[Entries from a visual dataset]
^^^^

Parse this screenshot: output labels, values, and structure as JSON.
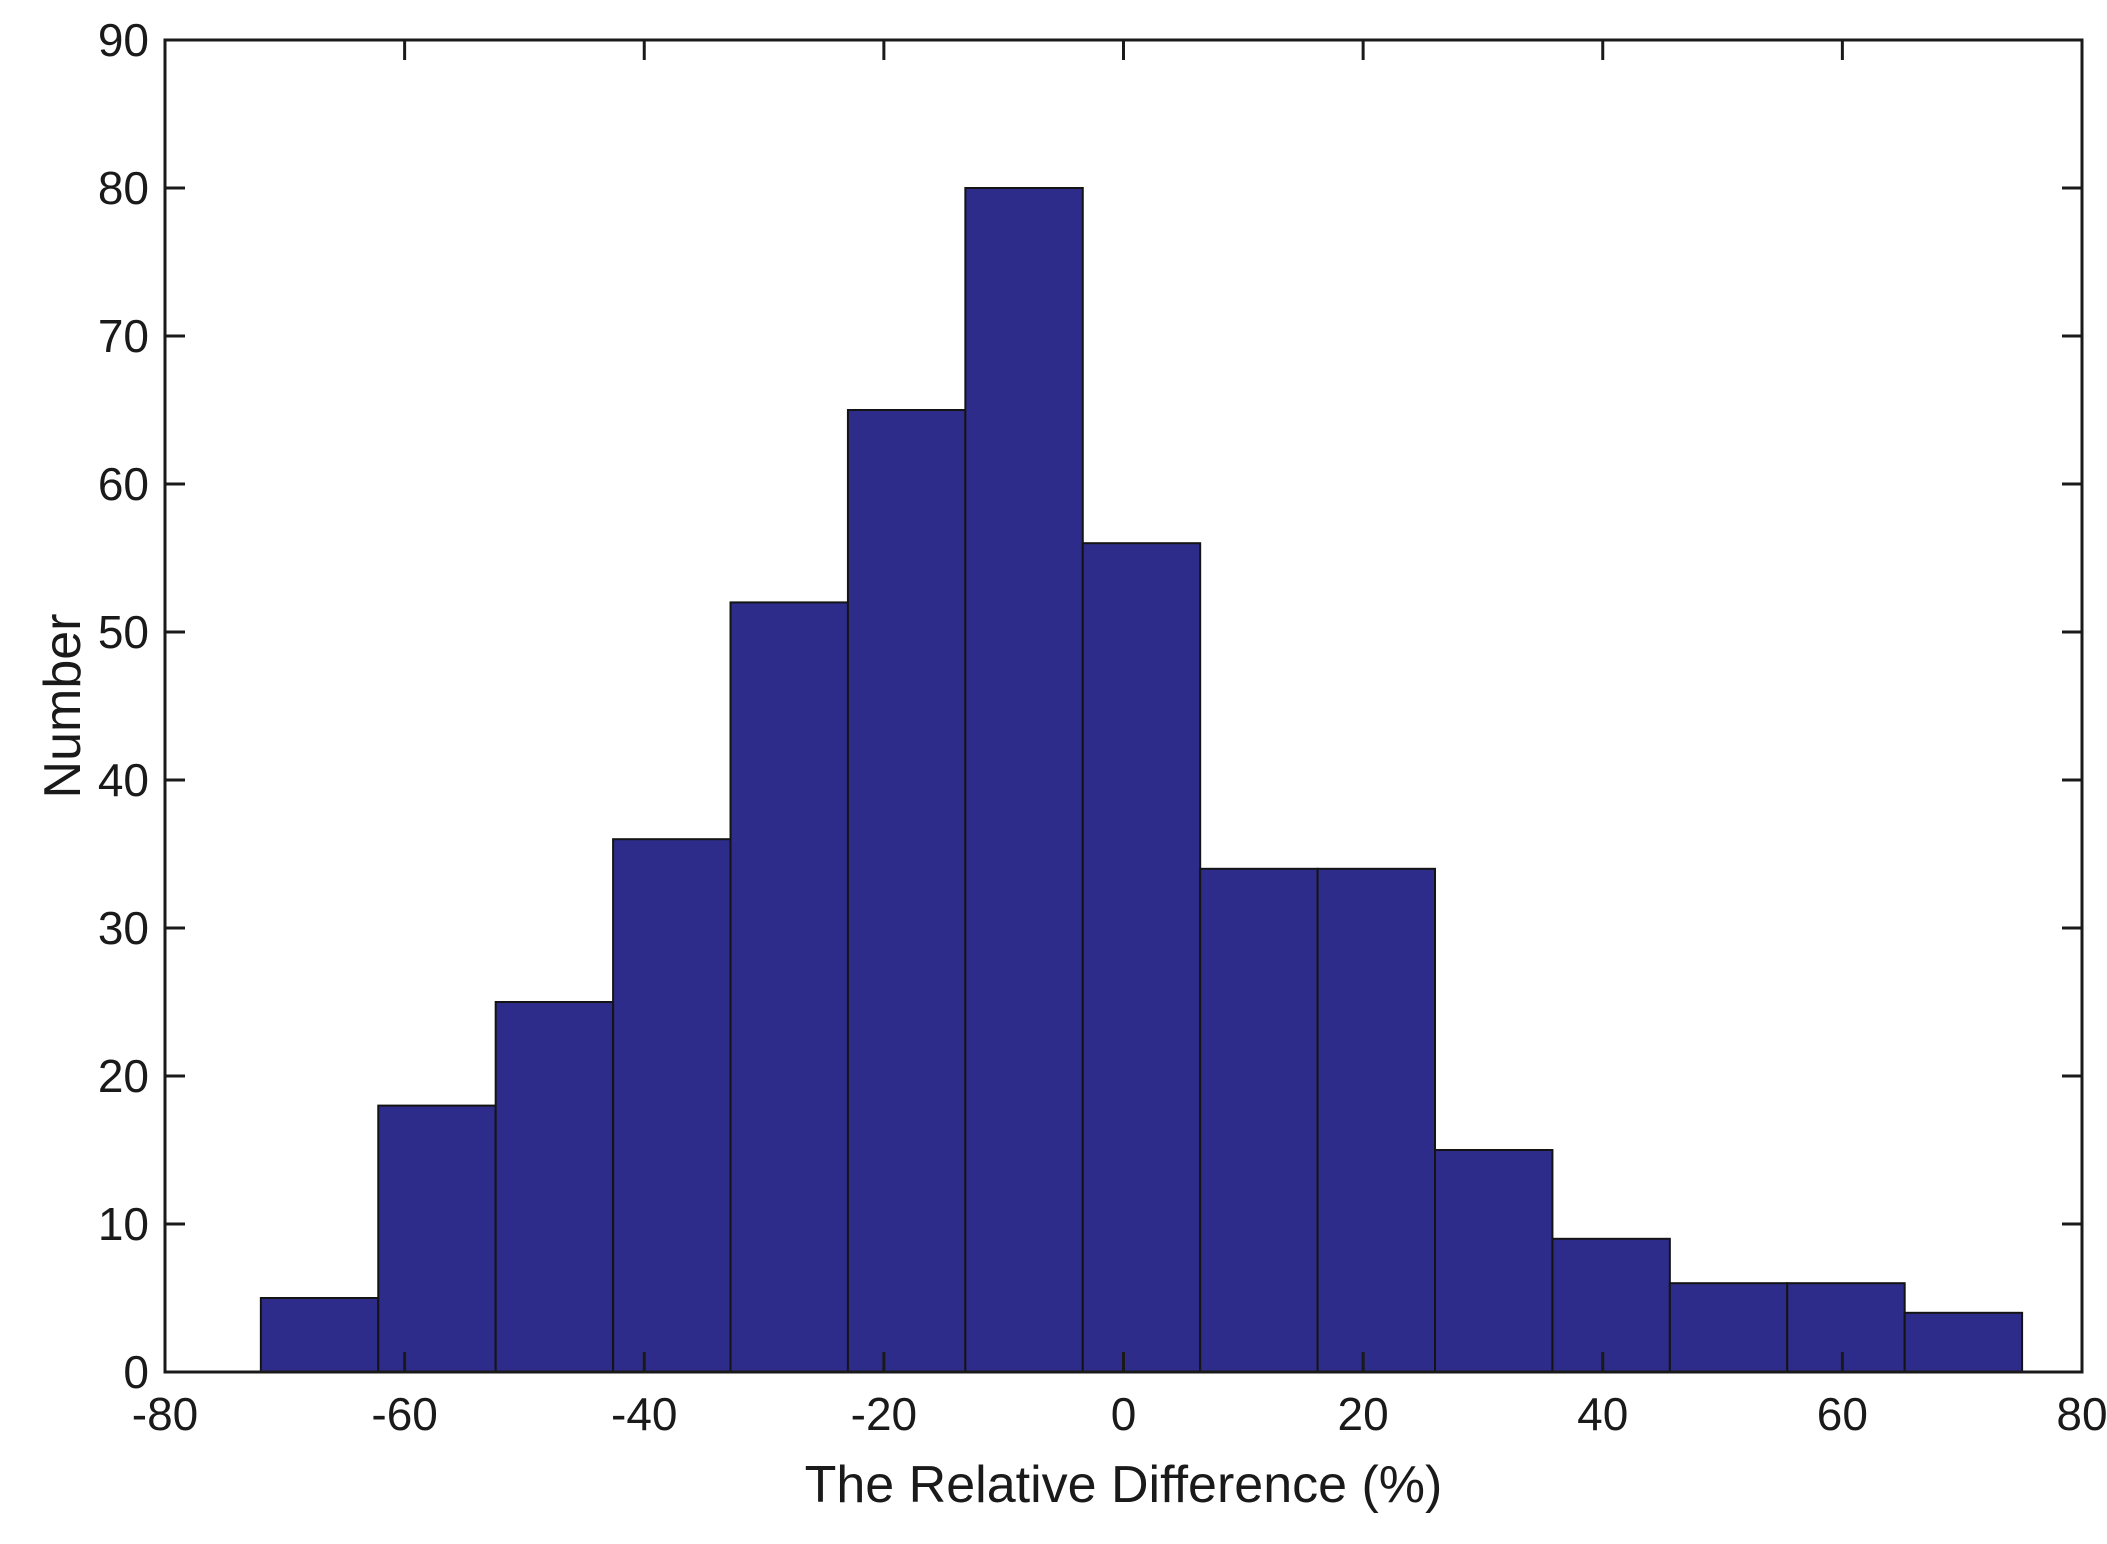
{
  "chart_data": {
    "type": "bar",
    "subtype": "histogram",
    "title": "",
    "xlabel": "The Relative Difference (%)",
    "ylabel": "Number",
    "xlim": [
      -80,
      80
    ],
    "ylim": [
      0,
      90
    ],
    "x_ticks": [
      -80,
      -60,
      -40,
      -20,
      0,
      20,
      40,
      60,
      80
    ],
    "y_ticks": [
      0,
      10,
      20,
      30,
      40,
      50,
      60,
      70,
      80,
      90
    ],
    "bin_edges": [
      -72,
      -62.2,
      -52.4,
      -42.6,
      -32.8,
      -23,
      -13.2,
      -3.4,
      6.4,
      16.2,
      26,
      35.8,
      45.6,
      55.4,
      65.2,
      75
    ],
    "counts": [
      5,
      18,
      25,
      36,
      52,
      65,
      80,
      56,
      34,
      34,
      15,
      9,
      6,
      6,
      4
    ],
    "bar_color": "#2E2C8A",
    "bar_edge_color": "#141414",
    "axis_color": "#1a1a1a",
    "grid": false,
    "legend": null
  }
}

^^^^

— Prompt —
Quote the records above in full, dropping each picture.

— Worked solution —
Parse this screenshot: output labels, values, and structure as JSON.
{
  "chart_data": {
    "type": "bar",
    "subtype": "histogram",
    "title": "",
    "xlabel": "The Relative Difference (%)",
    "ylabel": "Number",
    "xlim": [
      -80,
      80
    ],
    "ylim": [
      0,
      90
    ],
    "x_ticks": [
      -80,
      -60,
      -40,
      -20,
      0,
      20,
      40,
      60,
      80
    ],
    "y_ticks": [
      0,
      10,
      20,
      30,
      40,
      50,
      60,
      70,
      80,
      90
    ],
    "bin_edges": [
      -72,
      -62.2,
      -52.4,
      -42.6,
      -32.8,
      -23,
      -13.2,
      -3.4,
      6.4,
      16.2,
      26,
      35.8,
      45.6,
      55.4,
      65.2,
      75
    ],
    "counts": [
      5,
      18,
      25,
      36,
      52,
      65,
      80,
      56,
      34,
      34,
      15,
      9,
      6,
      6,
      4
    ],
    "bar_color": "#2E2C8A",
    "bar_edge_color": "#141414",
    "axis_color": "#1a1a1a",
    "grid": false,
    "legend": null
  }
}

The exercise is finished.